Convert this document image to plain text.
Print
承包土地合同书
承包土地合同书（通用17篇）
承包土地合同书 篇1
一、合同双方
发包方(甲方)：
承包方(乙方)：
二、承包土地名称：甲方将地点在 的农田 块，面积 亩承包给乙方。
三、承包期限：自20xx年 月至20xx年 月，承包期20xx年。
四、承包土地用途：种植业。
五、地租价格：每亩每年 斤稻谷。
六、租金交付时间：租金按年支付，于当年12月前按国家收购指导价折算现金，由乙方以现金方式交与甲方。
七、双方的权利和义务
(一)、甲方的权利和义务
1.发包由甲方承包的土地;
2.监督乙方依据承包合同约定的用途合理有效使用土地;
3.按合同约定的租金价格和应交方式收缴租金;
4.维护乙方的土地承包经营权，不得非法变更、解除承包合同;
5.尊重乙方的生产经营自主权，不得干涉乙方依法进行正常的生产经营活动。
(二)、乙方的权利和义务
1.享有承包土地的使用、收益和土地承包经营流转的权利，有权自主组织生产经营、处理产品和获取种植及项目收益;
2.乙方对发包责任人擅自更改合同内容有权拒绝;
_ _ _ _ _ _ _
• **Work to complete**
Print the listing above in full, exactly as it is.

• **Final result**
Convert this document image to plain text.
Print
承包土地合同书
承包土地合同书（通用17篇）
承包土地合同书 篇1
一、合同双方
发包方(甲方)：
承包方(乙方)：
二、承包土地名称：甲方将地点在 的农田 块，面积 亩承包给乙方。
三、承包期限：自20xx年 月至20xx年 月，承包期20xx年。
四、承包土地用途：种植业。
五、地租价格：每亩每年 斤稻谷。
六、租金交付时间：租金按年支付，于当年12月前按国家收购指导价折算现金，由乙方以现金方式交与甲方。
七、双方的权利和义务
(一)、甲方的权利和义务
1.发包由甲方承包的土地;
2.监督乙方依据承包合同约定的用途合理有效使用土地;
3.按合同约定的租金价格和应交方式收缴租金;
4.维护乙方的土地承包经营权，不得非法变更、解除承包合同;
5.尊重乙方的生产经营自主权，不得干涉乙方依法进行正常的生产经营活动。
(二)、乙方的权利和义务
1.享有承包土地的使用、收益和土地承包经营流转的权利，有权自主组织生产经营、处理产品和获取种植及项目收益;
2.乙方对发包责任人擅自更改合同内容有权拒绝;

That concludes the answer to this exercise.